## [Work to complete]
Select all lines holding the word "JSON" from the entries that follow.

## [Dataset records]
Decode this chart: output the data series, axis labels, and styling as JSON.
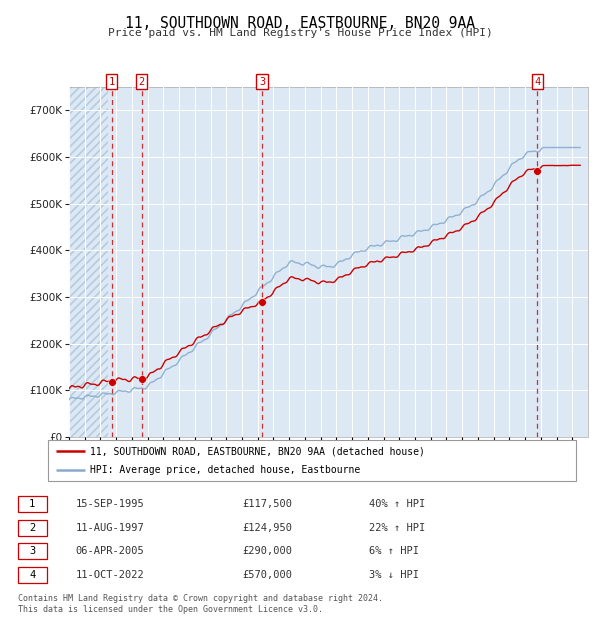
{
  "title": "11, SOUTHDOWN ROAD, EASTBOURNE, BN20 9AA",
  "subtitle": "Price paid vs. HM Land Registry's House Price Index (HPI)",
  "background_color": "#ffffff",
  "plot_bg_color": "#dce9f5",
  "hatch_edgecolor": "#b8cce0",
  "grid_color": "#ffffff",
  "ylim": [
    0,
    750000
  ],
  "yticks": [
    0,
    100000,
    200000,
    300000,
    400000,
    500000,
    600000,
    700000
  ],
  "ytick_labels": [
    "£0",
    "£100K",
    "£200K",
    "£300K",
    "£400K",
    "£500K",
    "£600K",
    "£700K"
  ],
  "xlim_start": 1993.0,
  "xlim_end": 2026.0,
  "hatch_end": 1995.5,
  "transactions": [
    {
      "num": 1,
      "date": "15-SEP-1995",
      "price": 117500,
      "year": 1995.71,
      "hpi_rel": "40% ↑ HPI"
    },
    {
      "num": 2,
      "date": "11-AUG-1997",
      "price": 124950,
      "year": 1997.61,
      "hpi_rel": "22% ↑ HPI"
    },
    {
      "num": 3,
      "date": "06-APR-2005",
      "price": 290000,
      "year": 2005.27,
      "hpi_rel": "6% ↑ HPI"
    },
    {
      "num": 4,
      "date": "11-OCT-2022",
      "price": 570000,
      "year": 2022.78,
      "hpi_rel": "3% ↓ HPI"
    }
  ],
  "legend_line1": "11, SOUTHDOWN ROAD, EASTBOURNE, BN20 9AA (detached house)",
  "legend_line2": "HPI: Average price, detached house, Eastbourne",
  "footer": "Contains HM Land Registry data © Crown copyright and database right 2024.\nThis data is licensed under the Open Government Licence v3.0.",
  "red_line_color": "#cc0000",
  "blue_line_color": "#88aacc",
  "dot_color": "#cc0000",
  "dashed_color": "#cc0000"
}
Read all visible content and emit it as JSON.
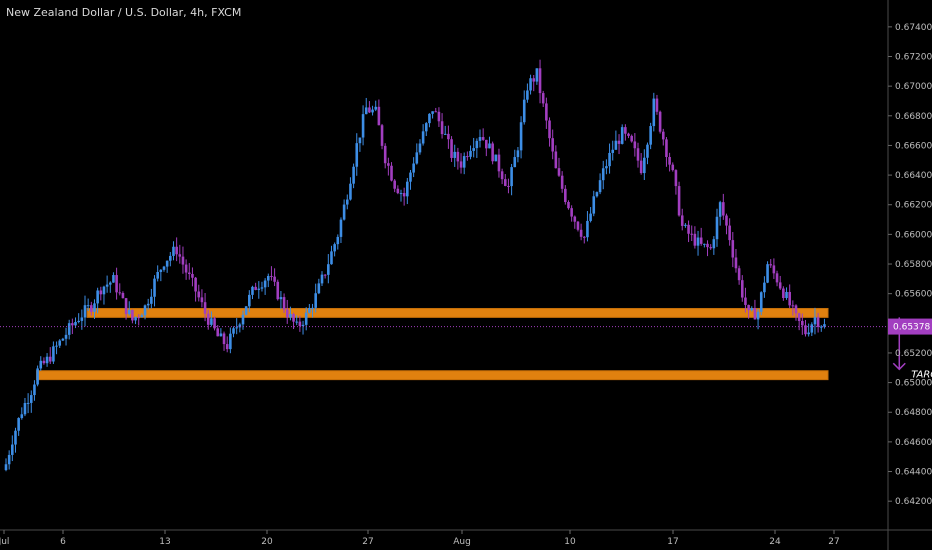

## [Answer to this problem]
Decode this chart: output the data series, axis labels, and styling as JSON.
Read all visible content and emit it as JSON.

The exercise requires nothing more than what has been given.